- **TO BE DONE**
Copy each entry as it stands, leaving nothing out.

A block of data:

--- --- ---

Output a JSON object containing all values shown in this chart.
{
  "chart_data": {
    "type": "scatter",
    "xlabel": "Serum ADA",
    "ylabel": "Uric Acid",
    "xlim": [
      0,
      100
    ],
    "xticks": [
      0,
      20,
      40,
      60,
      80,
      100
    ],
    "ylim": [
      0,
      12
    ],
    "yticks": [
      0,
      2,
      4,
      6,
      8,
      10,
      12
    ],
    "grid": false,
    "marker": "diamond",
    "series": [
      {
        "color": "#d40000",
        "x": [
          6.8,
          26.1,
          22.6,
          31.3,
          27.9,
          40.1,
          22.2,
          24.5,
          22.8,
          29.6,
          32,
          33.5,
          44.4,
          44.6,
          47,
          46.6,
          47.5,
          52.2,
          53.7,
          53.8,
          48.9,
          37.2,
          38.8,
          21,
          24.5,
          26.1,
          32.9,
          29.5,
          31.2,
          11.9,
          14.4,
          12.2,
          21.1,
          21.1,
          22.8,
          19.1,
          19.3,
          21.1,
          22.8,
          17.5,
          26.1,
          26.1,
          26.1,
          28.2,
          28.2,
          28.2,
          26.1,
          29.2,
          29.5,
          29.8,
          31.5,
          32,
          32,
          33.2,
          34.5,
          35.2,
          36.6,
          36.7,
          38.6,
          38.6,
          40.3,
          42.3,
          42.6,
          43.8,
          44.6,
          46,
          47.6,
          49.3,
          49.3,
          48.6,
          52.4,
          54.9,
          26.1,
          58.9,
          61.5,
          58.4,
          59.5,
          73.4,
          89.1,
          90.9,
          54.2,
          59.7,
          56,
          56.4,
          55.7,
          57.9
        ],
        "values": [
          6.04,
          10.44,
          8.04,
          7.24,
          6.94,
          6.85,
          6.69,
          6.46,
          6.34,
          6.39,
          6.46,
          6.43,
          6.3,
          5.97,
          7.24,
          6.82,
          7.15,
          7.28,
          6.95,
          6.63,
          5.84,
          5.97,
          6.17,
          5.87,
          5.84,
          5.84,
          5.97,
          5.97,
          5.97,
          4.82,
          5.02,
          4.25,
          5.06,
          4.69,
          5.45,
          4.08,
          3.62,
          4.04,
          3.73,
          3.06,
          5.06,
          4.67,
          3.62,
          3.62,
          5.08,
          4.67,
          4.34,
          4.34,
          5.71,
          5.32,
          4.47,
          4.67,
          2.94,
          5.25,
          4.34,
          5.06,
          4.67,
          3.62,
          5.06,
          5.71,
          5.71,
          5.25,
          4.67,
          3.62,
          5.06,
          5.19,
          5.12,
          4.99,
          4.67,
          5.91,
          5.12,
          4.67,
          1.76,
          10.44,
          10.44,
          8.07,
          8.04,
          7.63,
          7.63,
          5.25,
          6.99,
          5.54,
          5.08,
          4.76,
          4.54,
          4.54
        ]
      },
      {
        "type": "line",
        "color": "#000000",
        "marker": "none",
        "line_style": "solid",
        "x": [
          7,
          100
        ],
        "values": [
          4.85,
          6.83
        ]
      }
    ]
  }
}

--- --- ---

- **FINAL ANSWER**
Output a JSON object containing all values shown in this chart.
{
  "chart_data": {
    "type": "scatter",
    "xlabel": "Serum ADA",
    "ylabel": "Uric Acid",
    "xlim": [
      0,
      100
    ],
    "xticks": [
      0,
      20,
      40,
      60,
      80,
      100
    ],
    "ylim": [
      0,
      12
    ],
    "yticks": [
      0,
      2,
      4,
      6,
      8,
      10,
      12
    ],
    "grid": false,
    "marker": "diamond",
    "series": [
      {
        "color": "#d40000",
        "x": [
          6.8,
          26.1,
          22.6,
          31.3,
          27.9,
          40.1,
          22.2,
          24.5,
          22.8,
          29.6,
          32,
          33.5,
          44.4,
          44.6,
          47,
          46.6,
          47.5,
          52.2,
          53.7,
          53.8,
          48.9,
          37.2,
          38.8,
          21,
          24.5,
          26.1,
          32.9,
          29.5,
          31.2,
          11.9,
          14.4,
          12.2,
          21.1,
          21.1,
          22.8,
          19.1,
          19.3,
          21.1,
          22.8,
          17.5,
          26.1,
          26.1,
          26.1,
          28.2,
          28.2,
          28.2,
          26.1,
          29.2,
          29.5,
          29.8,
          31.5,
          32,
          32,
          33.2,
          34.5,
          35.2,
          36.6,
          36.7,
          38.6,
          38.6,
          40.3,
          42.3,
          42.6,
          43.8,
          44.6,
          46,
          47.6,
          49.3,
          49.3,
          48.6,
          52.4,
          54.9,
          26.1,
          58.9,
          61.5,
          58.4,
          59.5,
          73.4,
          89.1,
          90.9,
          54.2,
          59.7,
          56,
          56.4,
          55.7,
          57.9
        ],
        "values": [
          6.04,
          10.44,
          8.04,
          7.24,
          6.94,
          6.85,
          6.69,
          6.46,
          6.34,
          6.39,
          6.46,
          6.43,
          6.3,
          5.97,
          7.24,
          6.82,
          7.15,
          7.28,
          6.95,
          6.63,
          5.84,
          5.97,
          6.17,
          5.87,
          5.84,
          5.84,
          5.97,
          5.97,
          5.97,
          4.82,
          5.02,
          4.25,
          5.06,
          4.69,
          5.45,
          4.08,
          3.62,
          4.04,
          3.73,
          3.06,
          5.06,
          4.67,
          3.62,
          3.62,
          5.08,
          4.67,
          4.34,
          4.34,
          5.71,
          5.32,
          4.47,
          4.67,
          2.94,
          5.25,
          4.34,
          5.06,
          4.67,
          3.62,
          5.06,
          5.71,
          5.71,
          5.25,
          4.67,
          3.62,
          5.06,
          5.19,
          5.12,
          4.99,
          4.67,
          5.91,
          5.12,
          4.67,
          1.76,
          10.44,
          10.44,
          8.07,
          8.04,
          7.63,
          7.63,
          5.25,
          6.99,
          5.54,
          5.08,
          4.76,
          4.54,
          4.54
        ]
      },
      {
        "type": "line",
        "color": "#000000",
        "marker": "none",
        "line_style": "solid",
        "x": [
          7,
          100
        ],
        "values": [
          4.85,
          6.83
        ]
      }
    ]
  }
}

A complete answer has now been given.